### Text excerpt:
The distant, blood-red sun and the opacity of the San Francisco skyline also attest to what happens to the air when you burn lots of fuel. In neighborhoods that host coal plants or peakers, combustion produces particulates like this on a regular basis. 

The deleterious effects of those plants on nearby residents have been well documented in the public health literature. Energy storage can't put out forest fires, but it may be the best tool available to displace the power plants that emit particles in and around people's homes during business as usual. The first substantive step in that direction happened last week.

Storage put a dent in Puente

And it happened fast.

First, the California Independent System Operator was saying batteries could replace the proposed gas peaker on Oxnard's coastline, but at considerable cost. We pointed out that those cost assumptions were outdated, and CAISO followed up, saying the best way to tell how much distributed energy resources would cost to fill the reliability need would be to run an expedited request for offers and let the industry bring their best proposals.

That was enough to prompt a pre-emptive rejection last week from the members of the California Energy Commission tasked with writing a preliminary decision on whether to approve NRG's Puente gas plant.

They believe the evidence shows Puente would violate the state's environmental laws and regulation. Since CAISO testified that another option exists that wouldn't pose an environmental problem, the commissioners don't see a compelling reason to override the regulations and let Puente move forward.

They shared their thinking ahead of the official completion of their decision because of the timeliness of the process. To meet the deadline for local reliability, the procurement needs to get going and give the industry time to get permits and build. 

This isn't final. After a few more steps, the full commission still needs to make a final ruling. Then there's the matter of running the RFO. That will require some work from the California Public Utilities Commission, essentially to re-run a process it already conducted and concluded (back in the days before batteries were a proven solution for local reliability).

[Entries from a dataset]
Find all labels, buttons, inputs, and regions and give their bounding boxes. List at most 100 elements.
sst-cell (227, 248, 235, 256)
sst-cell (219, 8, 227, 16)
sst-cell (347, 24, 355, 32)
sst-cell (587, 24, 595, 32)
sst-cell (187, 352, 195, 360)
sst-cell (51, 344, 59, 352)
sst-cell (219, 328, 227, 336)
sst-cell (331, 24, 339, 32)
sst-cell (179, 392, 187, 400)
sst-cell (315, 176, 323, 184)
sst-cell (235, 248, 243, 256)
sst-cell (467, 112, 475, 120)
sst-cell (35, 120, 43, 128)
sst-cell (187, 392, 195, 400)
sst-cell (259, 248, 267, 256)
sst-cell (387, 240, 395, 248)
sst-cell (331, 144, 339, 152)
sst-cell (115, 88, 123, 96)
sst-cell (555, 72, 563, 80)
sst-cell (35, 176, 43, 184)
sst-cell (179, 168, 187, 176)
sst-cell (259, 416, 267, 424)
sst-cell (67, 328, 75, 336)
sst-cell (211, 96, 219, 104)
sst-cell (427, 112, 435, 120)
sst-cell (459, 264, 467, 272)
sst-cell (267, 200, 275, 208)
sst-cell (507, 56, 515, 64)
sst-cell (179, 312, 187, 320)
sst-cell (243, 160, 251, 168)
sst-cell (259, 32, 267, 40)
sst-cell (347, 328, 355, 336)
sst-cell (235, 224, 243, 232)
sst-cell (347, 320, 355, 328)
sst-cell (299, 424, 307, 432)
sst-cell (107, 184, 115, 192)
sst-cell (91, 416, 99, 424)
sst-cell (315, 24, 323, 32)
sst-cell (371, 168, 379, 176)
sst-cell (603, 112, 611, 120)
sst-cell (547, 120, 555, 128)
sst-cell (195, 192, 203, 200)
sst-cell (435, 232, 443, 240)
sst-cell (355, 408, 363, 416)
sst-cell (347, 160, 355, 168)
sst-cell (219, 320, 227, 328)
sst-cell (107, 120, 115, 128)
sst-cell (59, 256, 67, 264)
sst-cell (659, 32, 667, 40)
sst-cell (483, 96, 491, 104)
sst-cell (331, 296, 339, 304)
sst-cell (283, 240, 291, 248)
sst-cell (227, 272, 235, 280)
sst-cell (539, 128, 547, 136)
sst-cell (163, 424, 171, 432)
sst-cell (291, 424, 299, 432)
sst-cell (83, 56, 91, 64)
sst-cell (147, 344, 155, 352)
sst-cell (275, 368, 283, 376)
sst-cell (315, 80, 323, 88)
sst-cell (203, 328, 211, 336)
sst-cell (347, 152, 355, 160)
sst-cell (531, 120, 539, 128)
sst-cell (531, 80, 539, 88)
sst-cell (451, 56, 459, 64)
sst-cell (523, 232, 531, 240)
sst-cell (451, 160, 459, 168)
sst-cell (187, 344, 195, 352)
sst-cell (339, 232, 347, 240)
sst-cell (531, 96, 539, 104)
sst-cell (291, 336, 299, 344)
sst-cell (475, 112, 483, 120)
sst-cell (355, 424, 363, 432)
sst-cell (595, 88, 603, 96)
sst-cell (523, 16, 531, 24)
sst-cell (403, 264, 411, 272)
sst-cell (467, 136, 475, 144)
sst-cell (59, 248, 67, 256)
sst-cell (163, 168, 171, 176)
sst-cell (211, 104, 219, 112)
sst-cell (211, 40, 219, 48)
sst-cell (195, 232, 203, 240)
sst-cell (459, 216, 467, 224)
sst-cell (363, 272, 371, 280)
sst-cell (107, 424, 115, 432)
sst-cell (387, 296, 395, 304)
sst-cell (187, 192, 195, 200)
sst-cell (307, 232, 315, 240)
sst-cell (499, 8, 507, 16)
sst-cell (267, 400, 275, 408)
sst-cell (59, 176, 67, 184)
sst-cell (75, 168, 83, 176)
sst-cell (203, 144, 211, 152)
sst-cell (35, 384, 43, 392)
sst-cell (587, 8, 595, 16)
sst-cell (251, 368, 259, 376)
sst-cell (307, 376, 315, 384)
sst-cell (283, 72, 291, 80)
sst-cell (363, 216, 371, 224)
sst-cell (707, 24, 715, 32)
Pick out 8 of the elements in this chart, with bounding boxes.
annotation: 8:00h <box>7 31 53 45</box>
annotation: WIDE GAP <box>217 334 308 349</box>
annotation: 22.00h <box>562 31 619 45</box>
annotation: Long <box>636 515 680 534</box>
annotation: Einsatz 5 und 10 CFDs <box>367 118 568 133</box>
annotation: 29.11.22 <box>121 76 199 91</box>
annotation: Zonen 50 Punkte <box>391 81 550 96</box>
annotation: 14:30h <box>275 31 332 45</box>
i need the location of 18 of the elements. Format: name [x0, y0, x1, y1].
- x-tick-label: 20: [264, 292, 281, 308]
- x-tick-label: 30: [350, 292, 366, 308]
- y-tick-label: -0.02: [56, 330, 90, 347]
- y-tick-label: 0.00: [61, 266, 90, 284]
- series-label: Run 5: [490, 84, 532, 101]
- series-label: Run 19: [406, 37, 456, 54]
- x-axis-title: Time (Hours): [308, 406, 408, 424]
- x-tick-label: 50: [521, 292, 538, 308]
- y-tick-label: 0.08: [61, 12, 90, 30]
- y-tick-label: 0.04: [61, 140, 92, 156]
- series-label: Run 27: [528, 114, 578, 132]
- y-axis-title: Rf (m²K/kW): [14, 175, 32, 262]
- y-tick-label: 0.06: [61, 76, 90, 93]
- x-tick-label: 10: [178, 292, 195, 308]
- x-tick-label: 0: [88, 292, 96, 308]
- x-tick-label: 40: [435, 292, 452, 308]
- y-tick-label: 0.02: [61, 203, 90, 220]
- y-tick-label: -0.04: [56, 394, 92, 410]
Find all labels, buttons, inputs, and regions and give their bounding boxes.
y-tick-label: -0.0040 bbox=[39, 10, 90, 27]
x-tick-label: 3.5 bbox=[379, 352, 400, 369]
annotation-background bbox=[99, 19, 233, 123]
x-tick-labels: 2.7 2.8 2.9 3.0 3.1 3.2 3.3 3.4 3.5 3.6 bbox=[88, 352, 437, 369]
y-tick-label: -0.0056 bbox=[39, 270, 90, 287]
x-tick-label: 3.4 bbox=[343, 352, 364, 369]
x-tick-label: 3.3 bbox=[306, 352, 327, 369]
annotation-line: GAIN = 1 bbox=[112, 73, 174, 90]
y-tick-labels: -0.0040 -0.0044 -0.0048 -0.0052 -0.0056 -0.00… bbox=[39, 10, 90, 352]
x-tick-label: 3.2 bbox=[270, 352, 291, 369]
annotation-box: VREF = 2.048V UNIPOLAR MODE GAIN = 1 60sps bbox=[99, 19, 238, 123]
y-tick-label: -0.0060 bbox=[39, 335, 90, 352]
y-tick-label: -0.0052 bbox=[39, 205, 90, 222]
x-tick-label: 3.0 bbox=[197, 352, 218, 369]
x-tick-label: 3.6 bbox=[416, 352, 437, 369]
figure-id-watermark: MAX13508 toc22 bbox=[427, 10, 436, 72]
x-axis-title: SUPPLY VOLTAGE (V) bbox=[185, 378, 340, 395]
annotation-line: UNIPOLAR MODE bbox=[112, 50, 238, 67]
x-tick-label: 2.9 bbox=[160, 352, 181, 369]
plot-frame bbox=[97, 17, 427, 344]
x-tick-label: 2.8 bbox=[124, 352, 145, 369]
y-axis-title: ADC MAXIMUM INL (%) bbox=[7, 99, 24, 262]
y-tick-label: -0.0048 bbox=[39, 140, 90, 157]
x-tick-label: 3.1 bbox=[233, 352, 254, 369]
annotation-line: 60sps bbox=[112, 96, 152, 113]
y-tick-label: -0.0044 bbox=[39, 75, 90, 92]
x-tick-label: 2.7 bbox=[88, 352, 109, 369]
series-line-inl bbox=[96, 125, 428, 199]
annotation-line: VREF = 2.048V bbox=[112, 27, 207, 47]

### Exercises:
a) In the Puente excerpt, which body testified that another option exists that wouldn't pose an environmental problem?
b) Can you reproduce the Puente excerpt from "They believe the" up to and including "permits and build."?
c) Which organizations does the Puente excerpt name?

### Expected answers:
a) The California Independent System Operator (CAISO).

b)
They believe the evidence shows Puente would violate the state's environmental laws and regulation. Since CAISO testified that another option exists that wouldn't pose an environmental problem, the commissioners don't see a compelling reason to override the regulations and let Puente move forward.

They shared their thinking ahead of the official completion of their decision because of the timeliness of the process. To meet the deadline for local reliability, the procurement needs to get going and give the industry time to get permits and build.

c)
California Independent System Operator (CAISO)
California Energy Commission
NRG
California Public Utilities Commission